WHAT TO PRODUCE: Gather all lines from the material that contain "Sida".

PROVIDED ENTRIES:
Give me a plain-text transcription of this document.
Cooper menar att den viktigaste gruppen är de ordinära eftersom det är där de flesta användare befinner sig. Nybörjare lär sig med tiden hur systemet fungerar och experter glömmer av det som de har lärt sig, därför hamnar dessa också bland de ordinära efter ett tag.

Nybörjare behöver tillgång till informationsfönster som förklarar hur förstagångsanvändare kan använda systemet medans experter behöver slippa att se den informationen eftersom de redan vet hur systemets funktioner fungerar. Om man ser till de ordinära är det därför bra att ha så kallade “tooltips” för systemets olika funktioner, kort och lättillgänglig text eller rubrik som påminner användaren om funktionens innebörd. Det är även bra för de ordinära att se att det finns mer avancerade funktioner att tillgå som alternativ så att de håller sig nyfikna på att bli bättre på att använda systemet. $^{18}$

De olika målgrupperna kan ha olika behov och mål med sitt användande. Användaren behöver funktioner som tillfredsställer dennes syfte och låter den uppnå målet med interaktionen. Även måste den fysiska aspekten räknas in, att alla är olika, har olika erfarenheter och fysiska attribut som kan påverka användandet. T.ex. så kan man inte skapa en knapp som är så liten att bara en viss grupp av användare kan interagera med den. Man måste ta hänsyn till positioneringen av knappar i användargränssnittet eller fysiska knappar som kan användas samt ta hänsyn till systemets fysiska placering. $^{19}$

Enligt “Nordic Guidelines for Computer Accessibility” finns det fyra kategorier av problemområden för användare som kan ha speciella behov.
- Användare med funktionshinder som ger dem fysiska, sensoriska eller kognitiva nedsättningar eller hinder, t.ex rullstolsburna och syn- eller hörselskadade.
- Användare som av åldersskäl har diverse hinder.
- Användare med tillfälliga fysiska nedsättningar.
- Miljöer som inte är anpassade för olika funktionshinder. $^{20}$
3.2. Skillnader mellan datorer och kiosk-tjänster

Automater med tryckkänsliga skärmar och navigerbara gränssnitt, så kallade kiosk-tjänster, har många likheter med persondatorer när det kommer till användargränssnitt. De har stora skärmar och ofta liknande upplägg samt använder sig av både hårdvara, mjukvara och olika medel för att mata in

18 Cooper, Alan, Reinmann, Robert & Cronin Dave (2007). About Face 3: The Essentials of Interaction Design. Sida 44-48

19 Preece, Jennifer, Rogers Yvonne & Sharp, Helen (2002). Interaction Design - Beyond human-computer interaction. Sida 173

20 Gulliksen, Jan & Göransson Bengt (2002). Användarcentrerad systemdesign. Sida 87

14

FULL SOLUTION:
18 Cooper, Alan, Reinmann, Robert & Cronin Dave (2007). About Face 3: The Essentials of Interaction Design. Sida 44-48
19 Preece, Jennifer, Rogers Yvonne & Sharp, Helen (2002). Interaction Design - Beyond human-computer interaction. Sida 173
20 Gulliksen, Jan & Göransson Bengt (2002). Användarcentrerad systemdesign. Sida 87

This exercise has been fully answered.